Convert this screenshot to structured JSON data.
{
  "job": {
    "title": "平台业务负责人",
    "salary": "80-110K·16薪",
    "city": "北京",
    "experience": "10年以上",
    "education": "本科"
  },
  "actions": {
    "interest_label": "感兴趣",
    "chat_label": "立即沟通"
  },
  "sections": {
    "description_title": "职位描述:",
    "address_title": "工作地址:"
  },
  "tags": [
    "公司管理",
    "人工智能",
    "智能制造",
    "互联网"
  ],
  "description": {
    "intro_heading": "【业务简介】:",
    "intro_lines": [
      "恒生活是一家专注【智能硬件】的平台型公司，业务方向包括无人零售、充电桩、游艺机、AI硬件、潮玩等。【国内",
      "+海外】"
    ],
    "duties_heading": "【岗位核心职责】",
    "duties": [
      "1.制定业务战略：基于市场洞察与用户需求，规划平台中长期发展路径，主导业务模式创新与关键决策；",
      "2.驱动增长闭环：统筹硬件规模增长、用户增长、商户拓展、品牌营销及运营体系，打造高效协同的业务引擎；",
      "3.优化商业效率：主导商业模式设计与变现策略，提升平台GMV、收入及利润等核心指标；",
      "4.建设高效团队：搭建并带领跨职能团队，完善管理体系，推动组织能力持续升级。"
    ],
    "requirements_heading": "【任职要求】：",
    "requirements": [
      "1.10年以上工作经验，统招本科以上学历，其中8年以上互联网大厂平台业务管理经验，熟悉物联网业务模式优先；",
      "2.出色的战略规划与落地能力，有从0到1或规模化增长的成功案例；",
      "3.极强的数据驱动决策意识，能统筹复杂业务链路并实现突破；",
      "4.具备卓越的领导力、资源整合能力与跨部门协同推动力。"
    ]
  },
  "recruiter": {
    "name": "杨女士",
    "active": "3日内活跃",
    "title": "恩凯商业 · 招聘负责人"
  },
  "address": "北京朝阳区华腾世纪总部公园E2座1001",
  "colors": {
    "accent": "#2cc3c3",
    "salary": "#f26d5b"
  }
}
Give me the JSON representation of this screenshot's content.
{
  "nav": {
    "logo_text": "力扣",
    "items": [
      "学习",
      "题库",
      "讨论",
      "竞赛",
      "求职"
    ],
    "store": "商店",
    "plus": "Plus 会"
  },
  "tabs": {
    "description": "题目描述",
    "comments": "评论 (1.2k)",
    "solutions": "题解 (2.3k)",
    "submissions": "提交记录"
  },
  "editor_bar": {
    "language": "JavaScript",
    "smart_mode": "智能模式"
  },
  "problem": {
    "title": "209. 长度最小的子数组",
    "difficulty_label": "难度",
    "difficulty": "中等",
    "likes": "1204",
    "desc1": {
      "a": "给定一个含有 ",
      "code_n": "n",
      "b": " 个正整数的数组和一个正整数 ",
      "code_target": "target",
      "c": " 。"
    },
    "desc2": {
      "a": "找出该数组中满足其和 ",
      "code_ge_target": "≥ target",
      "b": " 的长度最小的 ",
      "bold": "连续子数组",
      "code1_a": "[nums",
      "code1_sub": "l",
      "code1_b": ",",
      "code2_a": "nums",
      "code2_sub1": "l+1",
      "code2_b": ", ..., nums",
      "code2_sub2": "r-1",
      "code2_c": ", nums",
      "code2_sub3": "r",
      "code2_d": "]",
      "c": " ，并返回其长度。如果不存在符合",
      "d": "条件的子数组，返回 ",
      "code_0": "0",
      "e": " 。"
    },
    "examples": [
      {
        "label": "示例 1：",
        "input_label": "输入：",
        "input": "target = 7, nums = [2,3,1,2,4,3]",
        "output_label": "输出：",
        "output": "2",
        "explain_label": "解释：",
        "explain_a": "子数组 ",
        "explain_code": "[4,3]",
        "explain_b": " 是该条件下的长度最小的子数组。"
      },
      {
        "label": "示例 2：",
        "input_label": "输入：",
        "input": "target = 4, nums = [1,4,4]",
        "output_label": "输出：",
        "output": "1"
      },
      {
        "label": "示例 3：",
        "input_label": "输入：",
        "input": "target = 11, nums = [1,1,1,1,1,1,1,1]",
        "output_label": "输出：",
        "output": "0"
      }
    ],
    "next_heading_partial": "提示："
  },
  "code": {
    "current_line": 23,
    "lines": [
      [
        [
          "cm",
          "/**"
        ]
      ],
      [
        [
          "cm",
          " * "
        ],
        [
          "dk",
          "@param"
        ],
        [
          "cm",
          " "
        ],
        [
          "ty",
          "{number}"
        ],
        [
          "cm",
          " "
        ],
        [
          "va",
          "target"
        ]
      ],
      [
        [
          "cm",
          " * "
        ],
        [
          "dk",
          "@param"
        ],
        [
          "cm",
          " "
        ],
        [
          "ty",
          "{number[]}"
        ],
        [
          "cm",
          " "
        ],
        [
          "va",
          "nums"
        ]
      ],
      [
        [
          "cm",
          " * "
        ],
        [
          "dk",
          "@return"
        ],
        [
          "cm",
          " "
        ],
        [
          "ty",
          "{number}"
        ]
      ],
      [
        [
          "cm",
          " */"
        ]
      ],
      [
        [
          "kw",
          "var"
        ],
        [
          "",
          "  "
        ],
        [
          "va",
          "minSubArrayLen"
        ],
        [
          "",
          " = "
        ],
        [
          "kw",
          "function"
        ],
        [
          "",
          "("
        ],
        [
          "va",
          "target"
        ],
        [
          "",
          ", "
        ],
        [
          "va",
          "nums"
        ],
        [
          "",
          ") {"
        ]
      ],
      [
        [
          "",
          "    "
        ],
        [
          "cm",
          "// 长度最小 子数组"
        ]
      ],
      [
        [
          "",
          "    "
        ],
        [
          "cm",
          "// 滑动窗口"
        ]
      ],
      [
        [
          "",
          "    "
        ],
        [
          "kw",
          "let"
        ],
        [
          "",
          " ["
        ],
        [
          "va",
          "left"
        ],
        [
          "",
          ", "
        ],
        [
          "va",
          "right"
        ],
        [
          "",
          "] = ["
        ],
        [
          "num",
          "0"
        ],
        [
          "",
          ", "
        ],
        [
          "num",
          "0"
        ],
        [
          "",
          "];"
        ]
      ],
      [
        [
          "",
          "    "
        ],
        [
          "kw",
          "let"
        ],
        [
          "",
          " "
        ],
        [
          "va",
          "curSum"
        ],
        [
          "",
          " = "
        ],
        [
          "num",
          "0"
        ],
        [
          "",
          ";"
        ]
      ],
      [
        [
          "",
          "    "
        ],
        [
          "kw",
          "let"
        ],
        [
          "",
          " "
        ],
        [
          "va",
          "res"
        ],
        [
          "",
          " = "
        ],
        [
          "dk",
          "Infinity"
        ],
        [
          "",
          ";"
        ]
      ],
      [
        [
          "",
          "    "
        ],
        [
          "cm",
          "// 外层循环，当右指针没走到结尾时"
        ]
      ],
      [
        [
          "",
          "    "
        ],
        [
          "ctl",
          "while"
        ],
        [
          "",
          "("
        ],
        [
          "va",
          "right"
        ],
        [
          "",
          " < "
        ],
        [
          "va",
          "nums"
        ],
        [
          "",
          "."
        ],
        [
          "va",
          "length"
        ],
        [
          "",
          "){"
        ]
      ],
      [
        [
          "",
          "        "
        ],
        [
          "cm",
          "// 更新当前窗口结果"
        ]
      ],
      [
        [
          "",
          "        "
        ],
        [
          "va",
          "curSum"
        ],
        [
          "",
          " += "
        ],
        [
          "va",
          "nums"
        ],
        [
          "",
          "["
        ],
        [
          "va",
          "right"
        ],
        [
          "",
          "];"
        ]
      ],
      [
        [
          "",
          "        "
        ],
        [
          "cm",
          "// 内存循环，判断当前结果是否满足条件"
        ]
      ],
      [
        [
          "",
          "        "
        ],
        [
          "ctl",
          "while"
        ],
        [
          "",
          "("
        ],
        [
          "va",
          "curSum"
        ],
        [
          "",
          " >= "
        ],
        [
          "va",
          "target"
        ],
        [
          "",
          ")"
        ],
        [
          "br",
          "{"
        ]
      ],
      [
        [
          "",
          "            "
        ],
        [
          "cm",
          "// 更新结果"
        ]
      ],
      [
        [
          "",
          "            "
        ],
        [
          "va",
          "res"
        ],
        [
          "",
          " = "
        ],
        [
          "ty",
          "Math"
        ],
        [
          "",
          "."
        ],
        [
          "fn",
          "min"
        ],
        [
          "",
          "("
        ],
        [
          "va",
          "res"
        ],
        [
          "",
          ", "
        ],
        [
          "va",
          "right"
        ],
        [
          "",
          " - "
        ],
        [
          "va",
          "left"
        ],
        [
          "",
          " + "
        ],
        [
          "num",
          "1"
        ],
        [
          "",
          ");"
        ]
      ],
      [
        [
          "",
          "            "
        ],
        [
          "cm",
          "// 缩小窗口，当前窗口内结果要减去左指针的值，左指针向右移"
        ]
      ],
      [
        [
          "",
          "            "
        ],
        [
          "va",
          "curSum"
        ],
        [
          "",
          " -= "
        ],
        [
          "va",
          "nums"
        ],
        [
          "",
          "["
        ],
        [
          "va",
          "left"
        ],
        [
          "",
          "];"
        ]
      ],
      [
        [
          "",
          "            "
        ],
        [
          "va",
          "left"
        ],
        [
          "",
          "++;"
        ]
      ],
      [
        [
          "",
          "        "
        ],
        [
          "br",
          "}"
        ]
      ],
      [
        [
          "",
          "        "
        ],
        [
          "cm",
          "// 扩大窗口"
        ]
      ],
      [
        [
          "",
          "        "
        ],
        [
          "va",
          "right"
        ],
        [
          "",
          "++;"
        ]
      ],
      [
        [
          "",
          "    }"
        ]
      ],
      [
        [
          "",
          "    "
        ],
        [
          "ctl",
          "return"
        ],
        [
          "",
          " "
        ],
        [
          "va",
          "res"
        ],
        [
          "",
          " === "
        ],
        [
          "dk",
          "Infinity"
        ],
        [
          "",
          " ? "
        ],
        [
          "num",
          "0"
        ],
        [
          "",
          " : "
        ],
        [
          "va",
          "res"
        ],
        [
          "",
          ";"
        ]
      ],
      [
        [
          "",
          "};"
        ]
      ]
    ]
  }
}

**Problem description:** Report every line containing the word "JSON" from the listing above.

**Exercise response:**
Convert this screenshot to structured JSON data.
Give me the JSON representation of this screenshot's content.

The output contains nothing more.